Text under study:
*** Begin section ***
Ralph Graybill, writing for the American Constitution Society, likewise argues that the enabling acts carry no duty for the federal government to dispose of public land.
"As a federal law, the enabling act is clear about the division of political authority," he writes. "The United States makes ownership decisions about United States land; state governments will not."
Ian Millhiser of the Center for American Progress agrees. Hecites the Supreme Court's unanimous decision in Kleppe v. New Mexico (1976) – in which the court stated that “the power over the public land thus entrusted to Congress is without limitations" – as evidence that the federal government's maintenance of public lands, and its conversationist policies, are constitutional.
Yet not all scholars agree that attempts to return federal land to the states are legally unsound. According to Ken Ivory, founding president of the American Lands Council, the enabling acts contain language that justifies the government relinquishing its holdings.
He notes that while many of the enabling acts do declare that the inhabitants of a new state "forever disclaim all right and title to the unappropriated public lands lying within the boundaries," the sentence in such acts typically continues by stating that "the same shall be and remain subject to the disposition of the United States" – but only "until the title thereto shall have been extinguished by the United States."
In other words, Ivory argues, the federal government's control of unclaimed land was only meant to be temporary: the federal government, he writes, was not supposed to operate as a "land baron."
Some critics also point to the disparity in the way the federal government has disposed of the public lands of admitted states. In western states, the federal government has kept almost half of the land, whereas in the rest of the country, the federal government today owns only about 4 percent of the land, having ceded some land back to the states.
Indeed, in 1828, many of the newest states, such as Illinois, Indiana, Missouri, Arkansas, Louisiana, Alabama, and Florida, began to successfully petition to acquire title to public lands from the federal government.
Critics contend that this unequal treatment violates an important feature of Article IV, Section 3, Clause 2 of the Constitution – the Property Clause – which affirms that "nothing in this Constitution shall be so construed as to Prejudice any Claims of the United States, or of any particular State."
*** End section ***
Required action 1: In the text on federal public lands, about what percentage of the land outside the western states does the federal government own today?
Required action 2: Pick up the text on federal public lands after its last sentence and continue it.

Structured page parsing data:
*** Begin section ***
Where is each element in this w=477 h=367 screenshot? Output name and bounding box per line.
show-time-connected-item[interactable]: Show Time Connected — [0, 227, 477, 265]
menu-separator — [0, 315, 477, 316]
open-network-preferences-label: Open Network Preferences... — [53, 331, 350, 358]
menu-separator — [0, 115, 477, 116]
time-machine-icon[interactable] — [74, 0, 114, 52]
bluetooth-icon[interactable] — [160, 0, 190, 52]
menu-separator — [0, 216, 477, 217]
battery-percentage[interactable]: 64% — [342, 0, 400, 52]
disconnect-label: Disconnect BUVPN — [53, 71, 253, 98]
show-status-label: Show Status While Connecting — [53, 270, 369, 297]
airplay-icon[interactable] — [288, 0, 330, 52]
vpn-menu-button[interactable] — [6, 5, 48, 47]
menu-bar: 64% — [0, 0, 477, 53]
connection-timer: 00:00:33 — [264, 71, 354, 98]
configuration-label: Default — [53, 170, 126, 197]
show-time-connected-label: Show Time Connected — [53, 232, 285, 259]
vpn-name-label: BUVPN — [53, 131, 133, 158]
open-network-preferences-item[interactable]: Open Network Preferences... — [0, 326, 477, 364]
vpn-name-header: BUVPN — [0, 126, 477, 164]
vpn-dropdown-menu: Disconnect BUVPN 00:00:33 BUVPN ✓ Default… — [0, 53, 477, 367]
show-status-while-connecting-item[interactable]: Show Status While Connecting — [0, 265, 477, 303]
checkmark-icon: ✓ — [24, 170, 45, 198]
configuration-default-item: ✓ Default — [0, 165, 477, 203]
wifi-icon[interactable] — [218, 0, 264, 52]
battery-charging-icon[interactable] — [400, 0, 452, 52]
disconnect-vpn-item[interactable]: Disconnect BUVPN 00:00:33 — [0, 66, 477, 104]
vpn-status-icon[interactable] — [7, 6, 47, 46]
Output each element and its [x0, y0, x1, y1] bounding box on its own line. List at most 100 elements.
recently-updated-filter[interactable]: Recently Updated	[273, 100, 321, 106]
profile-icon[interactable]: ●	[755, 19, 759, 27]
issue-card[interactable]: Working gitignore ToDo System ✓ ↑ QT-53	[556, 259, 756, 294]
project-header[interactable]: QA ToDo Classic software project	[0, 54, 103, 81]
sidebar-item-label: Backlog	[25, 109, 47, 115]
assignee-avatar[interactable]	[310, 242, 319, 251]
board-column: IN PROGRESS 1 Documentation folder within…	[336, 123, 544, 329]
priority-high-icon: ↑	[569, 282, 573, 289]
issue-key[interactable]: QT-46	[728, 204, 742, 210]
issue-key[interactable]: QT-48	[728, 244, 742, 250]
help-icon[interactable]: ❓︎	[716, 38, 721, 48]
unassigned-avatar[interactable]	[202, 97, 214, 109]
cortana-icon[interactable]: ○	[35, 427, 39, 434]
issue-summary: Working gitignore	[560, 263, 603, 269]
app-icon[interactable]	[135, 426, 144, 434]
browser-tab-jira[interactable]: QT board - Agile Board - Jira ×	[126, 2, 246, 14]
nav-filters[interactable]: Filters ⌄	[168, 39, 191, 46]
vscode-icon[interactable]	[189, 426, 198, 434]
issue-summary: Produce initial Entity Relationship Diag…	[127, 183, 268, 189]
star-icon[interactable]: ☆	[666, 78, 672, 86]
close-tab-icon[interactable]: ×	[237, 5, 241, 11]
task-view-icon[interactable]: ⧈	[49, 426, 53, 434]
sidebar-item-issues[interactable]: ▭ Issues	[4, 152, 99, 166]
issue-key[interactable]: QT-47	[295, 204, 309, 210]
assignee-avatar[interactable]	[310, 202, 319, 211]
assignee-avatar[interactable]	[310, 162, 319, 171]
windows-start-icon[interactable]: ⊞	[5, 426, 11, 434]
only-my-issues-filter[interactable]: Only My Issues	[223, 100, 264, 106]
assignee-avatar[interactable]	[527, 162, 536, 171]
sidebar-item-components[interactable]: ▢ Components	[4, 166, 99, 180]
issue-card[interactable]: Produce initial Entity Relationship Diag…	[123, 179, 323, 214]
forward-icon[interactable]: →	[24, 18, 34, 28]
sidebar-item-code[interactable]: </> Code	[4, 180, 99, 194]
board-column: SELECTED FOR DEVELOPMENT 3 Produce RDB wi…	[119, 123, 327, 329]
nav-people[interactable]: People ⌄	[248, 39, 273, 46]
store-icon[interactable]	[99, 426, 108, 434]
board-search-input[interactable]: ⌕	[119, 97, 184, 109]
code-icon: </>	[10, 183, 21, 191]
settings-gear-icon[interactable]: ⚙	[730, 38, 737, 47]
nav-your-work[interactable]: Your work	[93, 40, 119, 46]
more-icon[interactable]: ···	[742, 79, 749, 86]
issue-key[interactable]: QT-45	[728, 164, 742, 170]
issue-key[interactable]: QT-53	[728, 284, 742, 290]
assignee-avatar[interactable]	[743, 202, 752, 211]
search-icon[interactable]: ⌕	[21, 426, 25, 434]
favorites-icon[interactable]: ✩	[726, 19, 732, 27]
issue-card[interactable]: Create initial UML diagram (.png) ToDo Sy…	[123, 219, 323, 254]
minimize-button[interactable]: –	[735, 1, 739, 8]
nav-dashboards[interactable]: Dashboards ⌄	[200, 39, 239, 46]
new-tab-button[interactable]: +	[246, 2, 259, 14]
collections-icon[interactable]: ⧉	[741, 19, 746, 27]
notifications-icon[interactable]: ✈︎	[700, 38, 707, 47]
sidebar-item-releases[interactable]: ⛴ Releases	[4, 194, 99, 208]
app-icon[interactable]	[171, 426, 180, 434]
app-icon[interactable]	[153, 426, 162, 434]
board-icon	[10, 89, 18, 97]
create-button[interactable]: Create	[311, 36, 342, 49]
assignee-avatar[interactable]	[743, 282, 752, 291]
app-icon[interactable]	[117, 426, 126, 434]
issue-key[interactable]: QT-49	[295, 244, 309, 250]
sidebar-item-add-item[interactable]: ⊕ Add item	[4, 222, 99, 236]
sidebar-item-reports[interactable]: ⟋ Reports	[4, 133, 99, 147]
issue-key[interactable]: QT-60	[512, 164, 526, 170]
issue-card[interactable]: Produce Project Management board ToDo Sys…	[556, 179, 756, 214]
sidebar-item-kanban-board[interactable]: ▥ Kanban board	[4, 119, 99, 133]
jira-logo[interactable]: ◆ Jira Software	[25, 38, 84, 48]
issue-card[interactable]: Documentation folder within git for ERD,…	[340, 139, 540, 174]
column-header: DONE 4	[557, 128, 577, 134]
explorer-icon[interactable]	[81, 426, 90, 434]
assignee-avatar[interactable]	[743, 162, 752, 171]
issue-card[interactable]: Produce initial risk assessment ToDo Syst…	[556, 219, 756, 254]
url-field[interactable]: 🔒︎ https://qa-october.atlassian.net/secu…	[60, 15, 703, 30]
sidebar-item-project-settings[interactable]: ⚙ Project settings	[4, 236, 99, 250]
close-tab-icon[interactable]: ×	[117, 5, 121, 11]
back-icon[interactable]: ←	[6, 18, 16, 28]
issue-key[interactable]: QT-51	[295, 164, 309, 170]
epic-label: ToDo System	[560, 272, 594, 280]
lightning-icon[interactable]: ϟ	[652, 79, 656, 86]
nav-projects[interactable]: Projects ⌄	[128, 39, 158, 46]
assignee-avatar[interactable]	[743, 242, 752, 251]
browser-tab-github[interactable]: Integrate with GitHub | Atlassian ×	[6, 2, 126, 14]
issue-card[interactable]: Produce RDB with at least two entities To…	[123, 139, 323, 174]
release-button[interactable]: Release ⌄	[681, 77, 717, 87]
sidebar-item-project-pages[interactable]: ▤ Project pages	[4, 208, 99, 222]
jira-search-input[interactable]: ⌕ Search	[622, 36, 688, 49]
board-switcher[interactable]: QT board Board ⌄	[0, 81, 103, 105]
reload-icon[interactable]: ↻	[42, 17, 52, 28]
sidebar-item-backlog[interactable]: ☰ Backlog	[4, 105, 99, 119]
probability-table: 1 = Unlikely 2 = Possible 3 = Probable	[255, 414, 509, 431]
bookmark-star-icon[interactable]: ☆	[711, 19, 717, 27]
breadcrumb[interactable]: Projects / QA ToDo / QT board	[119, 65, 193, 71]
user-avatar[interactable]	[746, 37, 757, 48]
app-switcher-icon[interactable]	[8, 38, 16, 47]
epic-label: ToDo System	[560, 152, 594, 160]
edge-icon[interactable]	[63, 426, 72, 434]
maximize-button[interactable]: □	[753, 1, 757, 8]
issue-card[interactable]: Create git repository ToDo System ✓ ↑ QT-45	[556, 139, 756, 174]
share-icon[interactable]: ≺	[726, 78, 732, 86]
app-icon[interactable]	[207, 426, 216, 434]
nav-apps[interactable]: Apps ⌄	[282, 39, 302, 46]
*** End section ***
Task output 1: About 4 percent.

Task output 2:
According to Ivory, the continued possession of almost half of the western states' land amounts to prejudice against them – a violation of the "equal footing doctrine," which dictates that states admitted to the Union since 1796 are to be regarded as equal "with the original States in all respects whatever.”
A New Phase of the Sagebrush Rebellion?
It is these legal arguments, combined with the perceived mismanagement of public lands, that precipitated the Sagebrush Rebellion of the 1970s and 1980s, when activists and state legislatures demanded that the federal government turn over public land to local control. That movement has reemerged in recent years, as numerous western states have proposed legislation to force the federal government to dispense with most of its public holdings.
The 2014 confrontation between Cliven Bundy and federal agents and the soon-to-end standoff in Oregon represent a renewal and intensification of this dispute over federal lands – a dispute that is likely to be settled with words rather than bullets.
As Ammon Bundy told the country after his arrest, "I am committed to freedom not force," adding, "We will continue to educate the American people of the injustices that are taking place."
Whether such land control and regulation represent an unjust violation of the Constitution and states' rights or a legitimate exercise of federal power is likely to be a matter of political debate and legal contention long after the occupation in Oregon has ended.